> [THE EXERCISE]
Lay out the listing from the line with "Identify all the" up to and including the line with "bullet-text: More industrial" as a Markdown table with the columns Row and Line, numbering each row and skipping blank lines. Leave the picture out of the table.
* * *
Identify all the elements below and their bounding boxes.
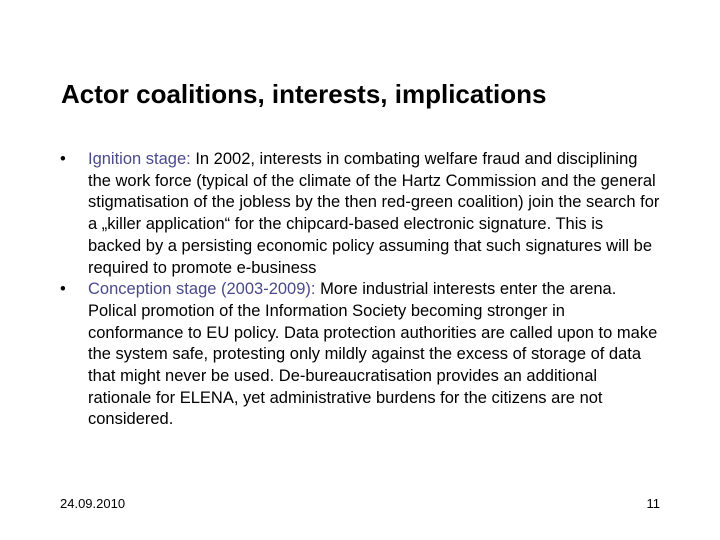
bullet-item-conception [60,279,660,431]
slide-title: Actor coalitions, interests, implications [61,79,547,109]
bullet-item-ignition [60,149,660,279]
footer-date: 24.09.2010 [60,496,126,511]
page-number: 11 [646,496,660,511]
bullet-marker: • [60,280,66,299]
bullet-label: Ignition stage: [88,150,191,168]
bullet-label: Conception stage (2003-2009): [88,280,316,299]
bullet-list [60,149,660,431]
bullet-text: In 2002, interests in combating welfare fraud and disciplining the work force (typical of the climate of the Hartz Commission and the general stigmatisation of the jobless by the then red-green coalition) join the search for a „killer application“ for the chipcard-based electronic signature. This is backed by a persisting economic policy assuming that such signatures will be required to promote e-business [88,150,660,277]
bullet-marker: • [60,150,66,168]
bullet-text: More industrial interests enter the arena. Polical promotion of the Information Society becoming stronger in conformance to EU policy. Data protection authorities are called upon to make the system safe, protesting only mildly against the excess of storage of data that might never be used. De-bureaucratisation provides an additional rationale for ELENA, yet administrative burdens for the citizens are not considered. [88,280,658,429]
* * *
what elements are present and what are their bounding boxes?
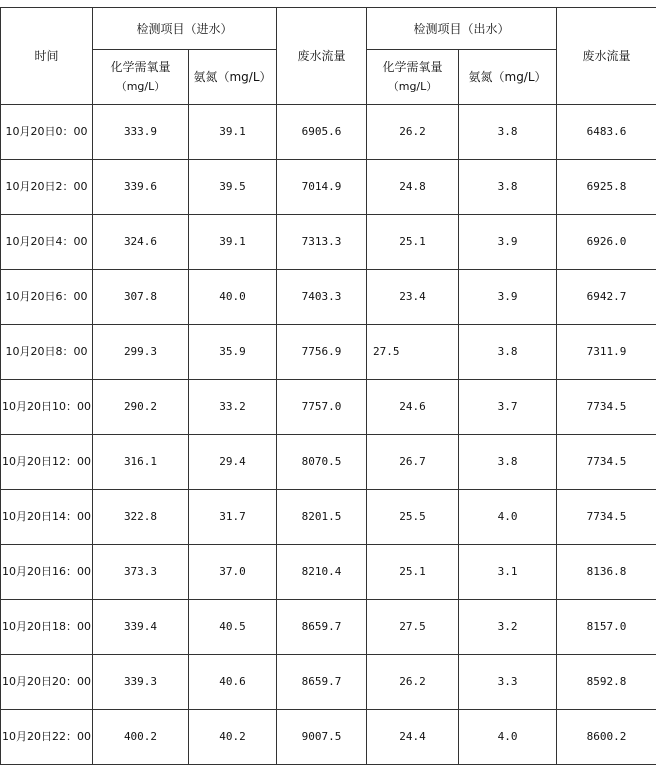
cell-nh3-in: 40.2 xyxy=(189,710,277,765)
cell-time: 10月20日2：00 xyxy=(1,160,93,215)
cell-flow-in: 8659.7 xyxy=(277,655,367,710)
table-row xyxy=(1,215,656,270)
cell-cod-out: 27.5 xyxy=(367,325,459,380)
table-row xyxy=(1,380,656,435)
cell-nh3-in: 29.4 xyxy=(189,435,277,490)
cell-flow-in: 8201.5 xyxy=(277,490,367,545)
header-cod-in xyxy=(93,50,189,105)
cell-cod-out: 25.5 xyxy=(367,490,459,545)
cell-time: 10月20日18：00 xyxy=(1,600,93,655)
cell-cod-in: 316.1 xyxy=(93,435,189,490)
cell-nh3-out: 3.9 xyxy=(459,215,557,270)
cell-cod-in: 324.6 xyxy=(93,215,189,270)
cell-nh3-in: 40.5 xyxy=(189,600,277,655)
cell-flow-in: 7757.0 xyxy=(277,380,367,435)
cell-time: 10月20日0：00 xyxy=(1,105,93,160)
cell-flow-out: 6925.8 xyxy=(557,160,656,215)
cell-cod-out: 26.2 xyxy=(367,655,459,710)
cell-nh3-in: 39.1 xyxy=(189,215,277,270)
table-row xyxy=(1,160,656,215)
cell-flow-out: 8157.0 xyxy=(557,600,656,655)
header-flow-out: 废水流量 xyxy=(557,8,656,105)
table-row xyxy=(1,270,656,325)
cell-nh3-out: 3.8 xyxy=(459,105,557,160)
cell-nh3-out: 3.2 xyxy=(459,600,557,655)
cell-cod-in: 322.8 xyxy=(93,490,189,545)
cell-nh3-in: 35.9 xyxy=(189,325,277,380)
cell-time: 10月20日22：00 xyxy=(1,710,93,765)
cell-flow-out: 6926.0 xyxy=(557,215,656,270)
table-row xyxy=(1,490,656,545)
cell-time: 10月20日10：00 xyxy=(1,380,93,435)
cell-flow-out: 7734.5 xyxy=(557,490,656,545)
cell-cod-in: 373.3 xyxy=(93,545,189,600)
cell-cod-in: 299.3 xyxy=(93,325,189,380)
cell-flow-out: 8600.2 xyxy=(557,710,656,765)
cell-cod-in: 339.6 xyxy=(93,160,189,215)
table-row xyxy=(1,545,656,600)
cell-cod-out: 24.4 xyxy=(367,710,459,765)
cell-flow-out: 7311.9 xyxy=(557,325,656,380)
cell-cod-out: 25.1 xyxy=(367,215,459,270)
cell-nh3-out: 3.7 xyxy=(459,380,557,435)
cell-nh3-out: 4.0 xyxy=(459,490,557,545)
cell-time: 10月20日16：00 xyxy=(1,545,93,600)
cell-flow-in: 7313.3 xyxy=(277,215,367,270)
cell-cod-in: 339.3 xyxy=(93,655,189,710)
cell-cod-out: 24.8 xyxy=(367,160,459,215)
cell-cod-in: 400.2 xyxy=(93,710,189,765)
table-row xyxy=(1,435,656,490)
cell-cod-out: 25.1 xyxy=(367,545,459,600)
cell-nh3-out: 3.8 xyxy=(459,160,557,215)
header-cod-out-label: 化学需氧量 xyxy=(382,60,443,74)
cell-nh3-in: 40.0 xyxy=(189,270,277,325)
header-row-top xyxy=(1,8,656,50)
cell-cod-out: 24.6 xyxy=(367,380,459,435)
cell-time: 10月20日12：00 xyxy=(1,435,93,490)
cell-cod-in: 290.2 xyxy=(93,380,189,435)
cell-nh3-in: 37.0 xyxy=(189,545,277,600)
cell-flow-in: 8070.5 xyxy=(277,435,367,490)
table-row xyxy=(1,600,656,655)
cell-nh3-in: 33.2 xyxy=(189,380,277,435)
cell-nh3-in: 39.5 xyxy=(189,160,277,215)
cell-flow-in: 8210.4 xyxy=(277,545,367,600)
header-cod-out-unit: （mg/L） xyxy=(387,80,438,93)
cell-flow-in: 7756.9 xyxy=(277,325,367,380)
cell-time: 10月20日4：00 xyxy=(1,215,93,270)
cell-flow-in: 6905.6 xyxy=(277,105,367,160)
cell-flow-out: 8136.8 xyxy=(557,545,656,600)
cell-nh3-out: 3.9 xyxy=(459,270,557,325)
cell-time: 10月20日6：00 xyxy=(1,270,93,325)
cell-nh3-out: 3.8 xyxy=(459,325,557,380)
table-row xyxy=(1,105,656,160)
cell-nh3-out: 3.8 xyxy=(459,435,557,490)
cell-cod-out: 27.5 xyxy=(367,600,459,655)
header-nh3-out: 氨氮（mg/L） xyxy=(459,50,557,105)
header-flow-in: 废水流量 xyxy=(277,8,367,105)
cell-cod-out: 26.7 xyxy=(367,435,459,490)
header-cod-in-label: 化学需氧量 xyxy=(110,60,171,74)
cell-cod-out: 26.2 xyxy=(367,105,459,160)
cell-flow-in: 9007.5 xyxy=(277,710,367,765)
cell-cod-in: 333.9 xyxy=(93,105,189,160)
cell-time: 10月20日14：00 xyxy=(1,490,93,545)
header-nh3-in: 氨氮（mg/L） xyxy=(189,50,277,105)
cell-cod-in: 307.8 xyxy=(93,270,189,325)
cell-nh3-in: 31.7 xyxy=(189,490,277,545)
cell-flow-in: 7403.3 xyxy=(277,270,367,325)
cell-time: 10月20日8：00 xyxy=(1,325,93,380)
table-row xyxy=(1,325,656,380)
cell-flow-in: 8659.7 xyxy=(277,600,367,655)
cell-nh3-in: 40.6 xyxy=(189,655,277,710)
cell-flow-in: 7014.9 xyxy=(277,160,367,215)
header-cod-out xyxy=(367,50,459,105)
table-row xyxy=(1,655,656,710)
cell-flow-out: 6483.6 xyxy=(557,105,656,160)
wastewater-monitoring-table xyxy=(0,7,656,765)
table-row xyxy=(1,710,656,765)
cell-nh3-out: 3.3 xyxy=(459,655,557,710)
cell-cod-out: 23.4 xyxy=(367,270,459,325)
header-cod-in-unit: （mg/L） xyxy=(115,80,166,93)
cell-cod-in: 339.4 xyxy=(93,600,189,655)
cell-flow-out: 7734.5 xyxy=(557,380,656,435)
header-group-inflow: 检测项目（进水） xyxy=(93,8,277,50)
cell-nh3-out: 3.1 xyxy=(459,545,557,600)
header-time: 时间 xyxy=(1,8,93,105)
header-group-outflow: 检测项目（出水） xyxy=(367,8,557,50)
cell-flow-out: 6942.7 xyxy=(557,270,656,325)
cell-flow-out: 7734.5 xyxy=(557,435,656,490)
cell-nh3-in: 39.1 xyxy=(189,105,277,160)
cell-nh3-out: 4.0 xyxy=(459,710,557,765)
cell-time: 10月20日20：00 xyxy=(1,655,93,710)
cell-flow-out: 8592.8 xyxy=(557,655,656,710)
* * *
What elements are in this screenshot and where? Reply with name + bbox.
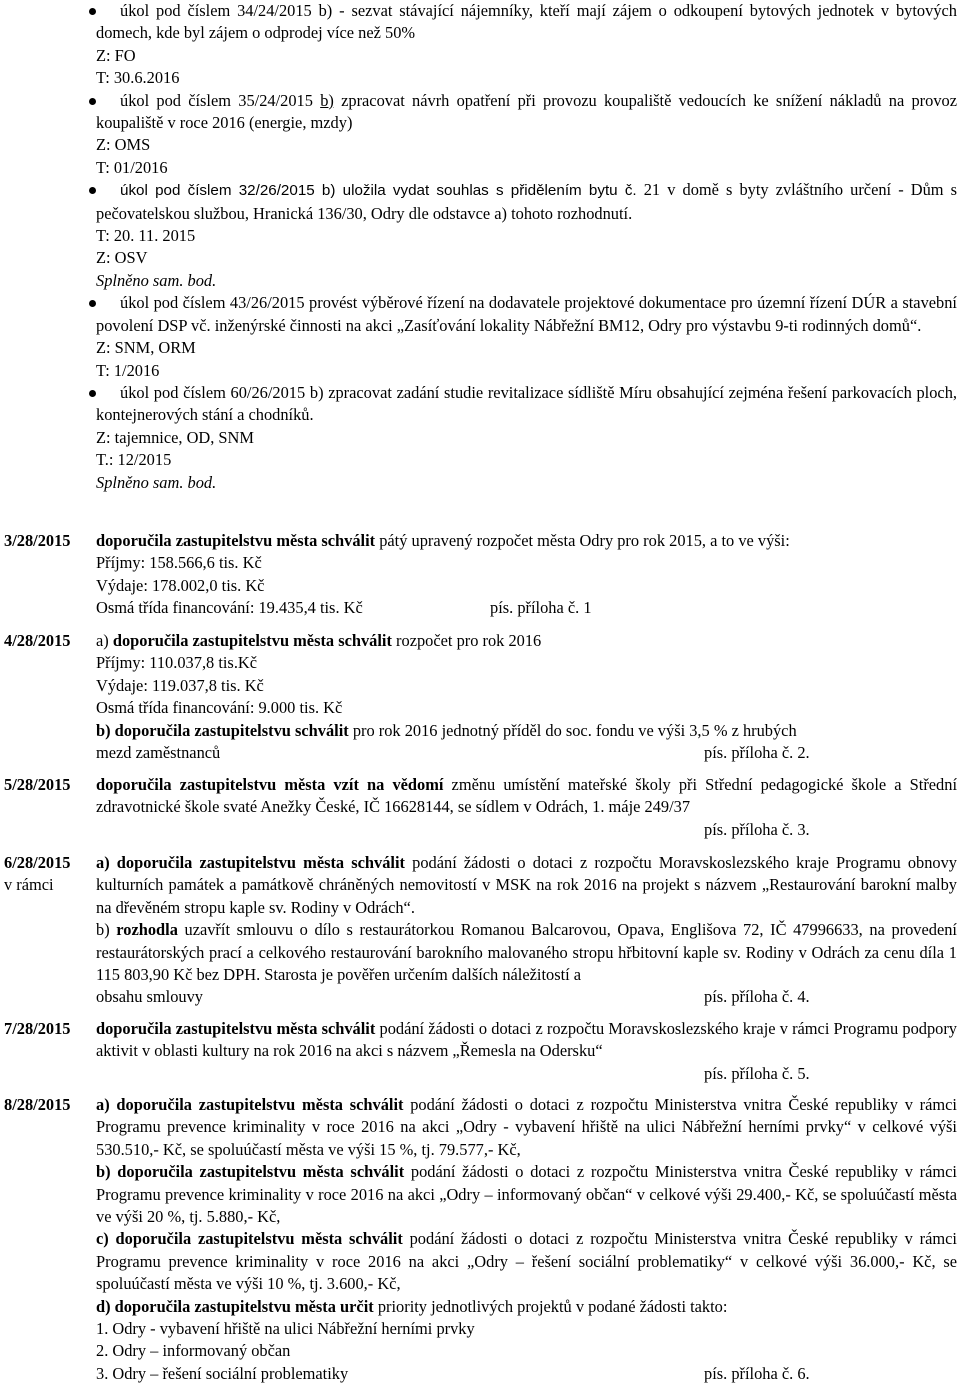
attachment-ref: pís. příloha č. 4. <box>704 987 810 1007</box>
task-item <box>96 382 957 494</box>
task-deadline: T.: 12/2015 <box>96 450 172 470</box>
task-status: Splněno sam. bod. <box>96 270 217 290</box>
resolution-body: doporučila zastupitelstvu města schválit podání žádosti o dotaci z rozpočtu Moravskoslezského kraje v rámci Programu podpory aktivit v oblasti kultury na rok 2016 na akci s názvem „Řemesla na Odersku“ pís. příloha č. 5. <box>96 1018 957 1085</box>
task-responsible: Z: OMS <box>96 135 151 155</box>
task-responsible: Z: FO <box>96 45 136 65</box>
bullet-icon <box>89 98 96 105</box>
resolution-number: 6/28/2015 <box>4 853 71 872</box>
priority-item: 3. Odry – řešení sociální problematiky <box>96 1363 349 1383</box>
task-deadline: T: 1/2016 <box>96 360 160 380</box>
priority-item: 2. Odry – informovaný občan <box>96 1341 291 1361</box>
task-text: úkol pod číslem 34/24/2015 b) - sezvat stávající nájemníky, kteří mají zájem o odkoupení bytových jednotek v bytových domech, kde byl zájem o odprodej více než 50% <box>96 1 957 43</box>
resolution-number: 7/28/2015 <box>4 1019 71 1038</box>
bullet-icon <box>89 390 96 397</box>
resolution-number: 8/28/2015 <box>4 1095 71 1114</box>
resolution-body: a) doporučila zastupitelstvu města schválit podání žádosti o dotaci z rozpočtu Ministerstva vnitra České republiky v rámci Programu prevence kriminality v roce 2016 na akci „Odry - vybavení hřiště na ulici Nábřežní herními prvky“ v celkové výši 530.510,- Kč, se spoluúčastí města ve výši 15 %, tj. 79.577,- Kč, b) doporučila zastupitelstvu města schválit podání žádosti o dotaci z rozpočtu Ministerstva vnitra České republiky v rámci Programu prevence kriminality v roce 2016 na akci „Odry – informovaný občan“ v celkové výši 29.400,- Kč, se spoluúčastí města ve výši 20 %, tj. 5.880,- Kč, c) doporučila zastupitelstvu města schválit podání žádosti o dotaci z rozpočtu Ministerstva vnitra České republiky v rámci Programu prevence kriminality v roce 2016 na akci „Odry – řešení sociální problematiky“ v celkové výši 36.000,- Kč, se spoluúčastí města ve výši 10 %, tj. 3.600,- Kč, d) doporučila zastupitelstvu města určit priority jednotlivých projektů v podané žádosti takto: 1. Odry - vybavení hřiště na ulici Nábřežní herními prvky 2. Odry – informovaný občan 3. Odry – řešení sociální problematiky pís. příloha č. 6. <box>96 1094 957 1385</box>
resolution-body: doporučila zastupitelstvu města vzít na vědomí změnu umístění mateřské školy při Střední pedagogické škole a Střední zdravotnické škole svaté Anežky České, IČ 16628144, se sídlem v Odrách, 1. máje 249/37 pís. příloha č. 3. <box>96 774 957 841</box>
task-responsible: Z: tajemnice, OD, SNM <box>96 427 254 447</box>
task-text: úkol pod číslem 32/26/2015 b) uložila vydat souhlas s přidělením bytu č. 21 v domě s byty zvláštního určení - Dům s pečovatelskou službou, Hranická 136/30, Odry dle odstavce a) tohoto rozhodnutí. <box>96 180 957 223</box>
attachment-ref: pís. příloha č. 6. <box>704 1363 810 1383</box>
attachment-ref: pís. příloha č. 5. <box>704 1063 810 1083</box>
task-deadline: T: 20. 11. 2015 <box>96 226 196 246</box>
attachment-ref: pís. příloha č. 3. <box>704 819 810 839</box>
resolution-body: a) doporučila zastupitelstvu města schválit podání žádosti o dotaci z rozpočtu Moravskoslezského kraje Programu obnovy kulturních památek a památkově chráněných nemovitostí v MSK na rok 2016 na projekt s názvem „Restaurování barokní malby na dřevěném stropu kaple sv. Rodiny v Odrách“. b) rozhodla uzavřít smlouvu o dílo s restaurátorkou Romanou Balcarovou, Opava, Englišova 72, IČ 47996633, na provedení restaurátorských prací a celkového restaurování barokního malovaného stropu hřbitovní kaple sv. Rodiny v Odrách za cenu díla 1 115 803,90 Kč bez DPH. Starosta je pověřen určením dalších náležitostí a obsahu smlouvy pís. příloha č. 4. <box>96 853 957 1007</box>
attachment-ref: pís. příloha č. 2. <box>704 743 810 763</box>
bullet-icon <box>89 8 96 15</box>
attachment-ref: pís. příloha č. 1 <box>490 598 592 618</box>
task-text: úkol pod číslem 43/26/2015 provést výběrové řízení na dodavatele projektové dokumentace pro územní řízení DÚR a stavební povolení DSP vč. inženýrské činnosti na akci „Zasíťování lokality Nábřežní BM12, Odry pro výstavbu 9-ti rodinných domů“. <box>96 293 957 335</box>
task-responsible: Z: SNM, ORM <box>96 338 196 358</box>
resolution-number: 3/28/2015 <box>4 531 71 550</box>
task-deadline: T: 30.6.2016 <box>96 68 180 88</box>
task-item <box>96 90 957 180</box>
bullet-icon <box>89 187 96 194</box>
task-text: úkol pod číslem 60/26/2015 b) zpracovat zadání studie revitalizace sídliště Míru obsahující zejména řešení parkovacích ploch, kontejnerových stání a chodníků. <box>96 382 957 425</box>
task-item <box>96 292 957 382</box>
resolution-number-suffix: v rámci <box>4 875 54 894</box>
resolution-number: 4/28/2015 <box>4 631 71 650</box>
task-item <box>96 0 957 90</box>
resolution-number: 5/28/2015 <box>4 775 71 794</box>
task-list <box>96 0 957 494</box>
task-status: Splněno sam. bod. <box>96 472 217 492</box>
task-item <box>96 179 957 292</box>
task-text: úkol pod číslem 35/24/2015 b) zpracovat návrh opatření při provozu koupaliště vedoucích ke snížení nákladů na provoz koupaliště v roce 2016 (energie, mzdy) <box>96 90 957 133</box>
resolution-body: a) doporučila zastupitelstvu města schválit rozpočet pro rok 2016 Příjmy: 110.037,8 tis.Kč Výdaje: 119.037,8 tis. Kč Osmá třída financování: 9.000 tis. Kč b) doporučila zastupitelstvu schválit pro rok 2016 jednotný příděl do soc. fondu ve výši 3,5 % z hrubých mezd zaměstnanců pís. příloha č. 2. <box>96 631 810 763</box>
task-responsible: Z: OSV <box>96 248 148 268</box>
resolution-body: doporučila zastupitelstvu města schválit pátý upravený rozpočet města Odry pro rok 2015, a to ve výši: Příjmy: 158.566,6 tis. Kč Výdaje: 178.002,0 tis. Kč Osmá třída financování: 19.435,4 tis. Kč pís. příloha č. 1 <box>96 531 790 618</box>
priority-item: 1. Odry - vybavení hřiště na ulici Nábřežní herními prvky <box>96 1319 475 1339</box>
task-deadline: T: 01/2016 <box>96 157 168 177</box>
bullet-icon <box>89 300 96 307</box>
* * *
> [SOLUTION BELOW]
| Row | Line |
|---|---|
| 1 | Identify all the elements below and their bounding boxes. |
| 2 | bullet-item-conception [60,279,660,431] |
| 3 | slide-title: Actor coalitions, interests, implications [61,79,547,109] |
| 4 | bullet-item-ignition [60,149,660,279] |
| 5 | footer-date: 24.09.2010 [60,496,126,511] |
| 6 | page-number: 11 [646,496,660,511] |
| 7 | bullet-marker: • [60,280,66,299] |
| 8 | bullet-label: Ignition stage: [88,150,191,168] |
| 9 | bullet-label: Conception stage (2003-2009): [88,280,316,299] |
| 10 | bullet-list [60,149,660,431] |
| 11 | bullet-text: In 2002, interests in combating welfare fraud and disciplining the work force (typical of the climate of the Hartz Commission and the general stigmatisation of the jobless by the then red-green coalition) join the search for a „killer application“ for the chipcard-based electronic signature. This is backed by a persisting economic policy assuming that such signatures will be required to promote e-business [88,150,660,277] |
| 12 | bullet-marker: • [60,150,66,168] |
| 13 | bullet-text: More industrial interests enter the arena. Polical promotion of the Information Society becoming stronger in conformance to EU policy. Data protection authorities are called upon to make the system safe, protesting only mildly against the excess of storage of data that might never be used. De-bureaucratisation provides an additional rationale for ELENA, yet administrative burdens for the citizens are not considered. [88,280,658,429] |